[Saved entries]
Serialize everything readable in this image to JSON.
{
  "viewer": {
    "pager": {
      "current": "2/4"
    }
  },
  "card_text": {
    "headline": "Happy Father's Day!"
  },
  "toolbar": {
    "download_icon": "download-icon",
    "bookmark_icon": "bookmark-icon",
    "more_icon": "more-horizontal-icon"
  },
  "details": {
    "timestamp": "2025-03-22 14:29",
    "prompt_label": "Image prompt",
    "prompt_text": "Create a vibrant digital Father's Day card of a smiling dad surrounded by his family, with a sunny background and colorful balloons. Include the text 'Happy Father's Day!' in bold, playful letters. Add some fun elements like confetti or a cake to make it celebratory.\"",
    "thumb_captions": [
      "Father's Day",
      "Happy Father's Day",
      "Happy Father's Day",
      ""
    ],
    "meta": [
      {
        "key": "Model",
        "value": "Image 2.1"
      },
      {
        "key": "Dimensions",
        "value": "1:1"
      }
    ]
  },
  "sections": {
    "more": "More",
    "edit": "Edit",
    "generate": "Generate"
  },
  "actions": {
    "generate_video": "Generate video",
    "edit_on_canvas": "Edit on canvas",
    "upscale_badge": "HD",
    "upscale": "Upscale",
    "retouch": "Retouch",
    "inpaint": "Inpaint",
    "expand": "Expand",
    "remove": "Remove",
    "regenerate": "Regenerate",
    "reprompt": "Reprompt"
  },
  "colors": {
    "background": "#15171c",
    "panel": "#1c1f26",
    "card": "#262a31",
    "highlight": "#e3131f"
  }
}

● **Task goal**:
From the data above, copy out every line with the string "icon" in it.

● **Answer to the task**:
    "download_icon": "download-icon",
    "bookmark_icon": "bookmark-icon",
    "more_icon": "more-horizontal-icon"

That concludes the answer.